(Records that describe figures)
┄┄┄┄┄┄┄┄┄┄┄┄┄┄┄┄┄┄┄┄

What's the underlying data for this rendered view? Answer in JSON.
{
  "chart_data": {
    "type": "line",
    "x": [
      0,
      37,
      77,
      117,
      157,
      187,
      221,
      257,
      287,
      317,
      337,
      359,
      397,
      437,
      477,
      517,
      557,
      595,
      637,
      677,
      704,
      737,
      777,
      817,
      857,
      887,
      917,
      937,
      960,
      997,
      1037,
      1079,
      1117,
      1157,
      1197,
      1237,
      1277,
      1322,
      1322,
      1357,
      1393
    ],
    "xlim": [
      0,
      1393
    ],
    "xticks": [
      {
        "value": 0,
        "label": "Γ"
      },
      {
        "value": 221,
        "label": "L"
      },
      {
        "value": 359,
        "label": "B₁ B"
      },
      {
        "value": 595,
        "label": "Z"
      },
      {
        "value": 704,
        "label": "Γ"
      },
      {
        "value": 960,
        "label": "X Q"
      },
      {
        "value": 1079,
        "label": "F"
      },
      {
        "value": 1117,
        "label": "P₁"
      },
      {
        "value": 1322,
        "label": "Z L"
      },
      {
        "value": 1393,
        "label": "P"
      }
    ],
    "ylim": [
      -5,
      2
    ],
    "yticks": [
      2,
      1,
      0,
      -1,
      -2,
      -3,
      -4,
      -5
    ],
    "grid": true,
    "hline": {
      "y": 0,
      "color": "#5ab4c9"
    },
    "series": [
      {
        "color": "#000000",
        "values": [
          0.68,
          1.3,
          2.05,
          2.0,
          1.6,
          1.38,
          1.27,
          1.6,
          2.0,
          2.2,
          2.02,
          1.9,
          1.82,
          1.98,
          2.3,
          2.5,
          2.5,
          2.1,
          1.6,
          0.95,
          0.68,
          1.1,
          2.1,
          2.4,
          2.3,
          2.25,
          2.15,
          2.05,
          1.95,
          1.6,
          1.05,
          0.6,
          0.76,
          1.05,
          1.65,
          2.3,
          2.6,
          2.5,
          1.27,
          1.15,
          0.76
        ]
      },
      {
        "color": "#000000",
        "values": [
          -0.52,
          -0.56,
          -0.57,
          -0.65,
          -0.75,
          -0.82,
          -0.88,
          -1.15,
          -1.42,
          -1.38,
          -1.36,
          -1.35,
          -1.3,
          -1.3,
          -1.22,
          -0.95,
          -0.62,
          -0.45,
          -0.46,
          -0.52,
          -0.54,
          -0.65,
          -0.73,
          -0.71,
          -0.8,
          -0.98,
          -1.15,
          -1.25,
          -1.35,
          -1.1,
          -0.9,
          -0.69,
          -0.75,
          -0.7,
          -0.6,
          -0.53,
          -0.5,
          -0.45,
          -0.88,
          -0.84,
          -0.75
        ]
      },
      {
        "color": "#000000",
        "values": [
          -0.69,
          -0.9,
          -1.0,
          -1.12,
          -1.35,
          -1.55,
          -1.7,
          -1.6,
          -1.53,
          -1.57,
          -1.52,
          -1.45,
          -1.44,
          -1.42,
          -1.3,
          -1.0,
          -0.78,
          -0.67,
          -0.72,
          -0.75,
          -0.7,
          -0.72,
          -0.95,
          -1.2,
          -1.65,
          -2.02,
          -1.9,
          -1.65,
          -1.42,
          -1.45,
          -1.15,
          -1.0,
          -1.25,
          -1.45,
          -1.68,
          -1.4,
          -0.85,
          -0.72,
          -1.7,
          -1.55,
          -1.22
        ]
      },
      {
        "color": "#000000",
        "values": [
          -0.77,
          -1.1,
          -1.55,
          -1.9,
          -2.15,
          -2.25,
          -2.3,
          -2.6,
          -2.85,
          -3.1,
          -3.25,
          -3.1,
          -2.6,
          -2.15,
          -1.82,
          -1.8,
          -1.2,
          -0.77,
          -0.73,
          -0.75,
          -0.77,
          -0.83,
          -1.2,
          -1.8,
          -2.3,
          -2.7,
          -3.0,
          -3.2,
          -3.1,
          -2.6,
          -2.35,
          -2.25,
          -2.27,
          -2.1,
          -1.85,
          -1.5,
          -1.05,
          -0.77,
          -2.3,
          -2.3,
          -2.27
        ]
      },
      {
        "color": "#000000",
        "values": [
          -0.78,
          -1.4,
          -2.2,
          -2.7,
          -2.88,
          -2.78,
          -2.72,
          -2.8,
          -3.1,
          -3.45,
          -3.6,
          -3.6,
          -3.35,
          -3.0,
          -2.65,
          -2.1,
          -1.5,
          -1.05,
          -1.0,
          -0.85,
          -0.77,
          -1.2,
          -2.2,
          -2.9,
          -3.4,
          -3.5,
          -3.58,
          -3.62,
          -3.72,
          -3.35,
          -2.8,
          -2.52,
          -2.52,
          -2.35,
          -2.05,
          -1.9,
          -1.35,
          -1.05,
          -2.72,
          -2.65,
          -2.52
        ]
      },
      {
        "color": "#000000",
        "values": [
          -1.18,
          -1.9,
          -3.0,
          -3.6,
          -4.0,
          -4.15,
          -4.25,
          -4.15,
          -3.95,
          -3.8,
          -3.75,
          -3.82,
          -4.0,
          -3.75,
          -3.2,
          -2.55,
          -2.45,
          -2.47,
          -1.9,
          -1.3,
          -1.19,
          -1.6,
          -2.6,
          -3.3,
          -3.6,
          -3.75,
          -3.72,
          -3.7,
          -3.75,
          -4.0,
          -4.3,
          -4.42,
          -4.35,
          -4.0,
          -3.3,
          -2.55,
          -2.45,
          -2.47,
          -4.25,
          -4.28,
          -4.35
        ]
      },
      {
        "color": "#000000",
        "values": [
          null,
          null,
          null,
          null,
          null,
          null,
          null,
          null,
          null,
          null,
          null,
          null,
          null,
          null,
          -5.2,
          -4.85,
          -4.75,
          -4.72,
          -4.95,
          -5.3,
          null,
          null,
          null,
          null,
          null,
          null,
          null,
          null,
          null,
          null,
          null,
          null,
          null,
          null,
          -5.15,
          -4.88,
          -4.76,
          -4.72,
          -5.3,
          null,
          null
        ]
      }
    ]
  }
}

┄┄┄┄┄┄┄┄┄┄┄┄┄┄┄┄┄┄┄┄

→ **TASK INSTRUCTIONS**
Copy every record exactly as presented.

→ **SOLUTION FOR THIS PROBLEM**
What's the underlying data for this rendered view? Answer in JSON.
{
  "chart_data": {
    "type": "line",
    "x": [
      0,
      37,
      77,
      117,
      157,
      187,
      221,
      257,
      287,
      317,
      337,
      359,
      397,
      437,
      477,
      517,
      557,
      595,
      637,
      677,
      704,
      737,
      777,
      817,
      857,
      887,
      917,
      937,
      960,
      997,
      1037,
      1079,
      1117,
      1157,
      1197,
      1237,
      1277,
      1322,
      1322,
      1357,
      1393
    ],
    "xlim": [
      0,
      1393
    ],
    "xticks": [
      {
        "value": 0,
        "label": "Γ"
      },
      {
        "value": 221,
        "label": "L"
      },
      {
        "value": 359,
        "label": "B₁ B"
      },
      {
        "value": 595,
        "label": "Z"
      },
      {
        "value": 704,
        "label": "Γ"
      },
      {
        "value": 960,
        "label": "X Q"
      },
      {
        "value": 1079,
        "label": "F"
      },
      {
        "value": 1117,
        "label": "P₁"
      },
      {
        "value": 1322,
        "label": "Z L"
      },
      {
        "value": 1393,
        "label": "P"
      }
    ],
    "ylim": [
      -5,
      2
    ],
    "yticks": [
      2,
      1,
      0,
      -1,
      -2,
      -3,
      -4,
      -5
    ],
    "grid": true,
    "hline": {
      "y": 0,
      "color": "#5ab4c9"
    },
    "series": [
      {
        "color": "#000000",
        "values": [
          0.68,
          1.3,
          2.05,
          2.0,
          1.6,
          1.38,
          1.27,
          1.6,
          2.0,
          2.2,
          2.02,
          1.9,
          1.82,
          1.98,
          2.3,
          2.5,
          2.5,
          2.1,
          1.6,
          0.95,
          0.68,
          1.1,
          2.1,
          2.4,
          2.3,
          2.25,
          2.15,
          2.05,
          1.95,
          1.6,
          1.05,
          0.6,
          0.76,
          1.05,
          1.65,
          2.3,
          2.6,
          2.5,
          1.27,
          1.15,
          0.76
        ]
      },
      {
        "color": "#000000",
        "values": [
          -0.52,
          -0.56,
          -0.57,
          -0.65,
          -0.75,
          -0.82,
          -0.88,
          -1.15,
          -1.42,
          -1.38,
          -1.36,
          -1.35,
          -1.3,
          -1.3,
          -1.22,
          -0.95,
          -0.62,
          -0.45,
          -0.46,
          -0.52,
          -0.54,
          -0.65,
          -0.73,
          -0.71,
          -0.8,
          -0.98,
          -1.15,
          -1.25,
          -1.35,
          -1.1,
          -0.9,
          -0.69,
          -0.75,
          -0.7,
          -0.6,
          -0.53,
          -0.5,
          -0.45,
          -0.88,
          -0.84,
          -0.75
        ]
      },
      {
        "color": "#000000",
        "values": [
          -0.69,
          -0.9,
          -1.0,
          -1.12,
          -1.35,
          -1.55,
          -1.7,
          -1.6,
          -1.53,
          -1.57,
          -1.52,
          -1.45,
          -1.44,
          -1.42,
          -1.3,
          -1.0,
          -0.78,
          -0.67,
          -0.72,
          -0.75,
          -0.7,
          -0.72,
          -0.95,
          -1.2,
          -1.65,
          -2.02,
          -1.9,
          -1.65,
          -1.42,
          -1.45,
          -1.15,
          -1.0,
          -1.25,
          -1.45,
          -1.68,
          -1.4,
          -0.85,
          -0.72,
          -1.7,
          -1.55,
          -1.22
        ]
      },
      {
        "color": "#000000",
        "values": [
          -0.77,
          -1.1,
          -1.55,
          -1.9,
          -2.15,
          -2.25,
          -2.3,
          -2.6,
          -2.85,
          -3.1,
          -3.25,
          -3.1,
          -2.6,
          -2.15,
          -1.82,
          -1.8,
          -1.2,
          -0.77,
          -0.73,
          -0.75,
          -0.77,
          -0.83,
          -1.2,
          -1.8,
          -2.3,
          -2.7,
          -3.0,
          -3.2,
          -3.1,
          -2.6,
          -2.35,
          -2.25,
          -2.27,
          -2.1,
          -1.85,
          -1.5,
          -1.05,
          -0.77,
          -2.3,
          -2.3,
          -2.27
        ]
      },
      {
        "color": "#000000",
        "values": [
          -0.78,
          -1.4,
          -2.2,
          -2.7,
          -2.88,
          -2.78,
          -2.72,
          -2.8,
          -3.1,
          -3.45,
          -3.6,
          -3.6,
          -3.35,
          -3.0,
          -2.65,
          -2.1,
          -1.5,
          -1.05,
          -1.0,
          -0.85,
          -0.77,
          -1.2,
          -2.2,
          -2.9,
          -3.4,
          -3.5,
          -3.58,
          -3.62,
          -3.72,
          -3.35,
          -2.8,
          -2.52,
          -2.52,
          -2.35,
          -2.05,
          -1.9,
          -1.35,
          -1.05,
          -2.72,
          -2.65,
          -2.52
        ]
      },
      {
        "color": "#000000",
        "values": [
          -1.18,
          -1.9,
          -3.0,
          -3.6,
          -4.0,
          -4.15,
          -4.25,
          -4.15,
          -3.95,
          -3.8,
          -3.75,
          -3.82,
          -4.0,
          -3.75,
          -3.2,
          -2.55,
          -2.45,
          -2.47,
          -1.9,
          -1.3,
          -1.19,
          -1.6,
          -2.6,
          -3.3,
          -3.6,
          -3.75,
          -3.72,
          -3.7,
          -3.75,
          -4.0,
          -4.3,
          -4.42,
          -4.35,
          -4.0,
          -3.3,
          -2.55,
          -2.45,
          -2.47,
          -4.25,
          -4.28,
          -4.35
        ]
      },
      {
        "color": "#000000",
        "values": [
          null,
          null,
          null,
          null,
          null,
          null,
          null,
          null,
          null,
          null,
          null,
          null,
          null,
          null,
          -5.2,
          -4.85,
          -4.75,
          -4.72,
          -4.95,
          -5.3,
          null,
          null,
          null,
          null,
          null,
          null,
          null,
          null,
          null,
          null,
          null,
          null,
          null,
          null,
          -5.15,
          -4.88,
          -4.76,
          -4.72,
          -5.3,
          null,
          null
        ]
      }
    ]
  }
}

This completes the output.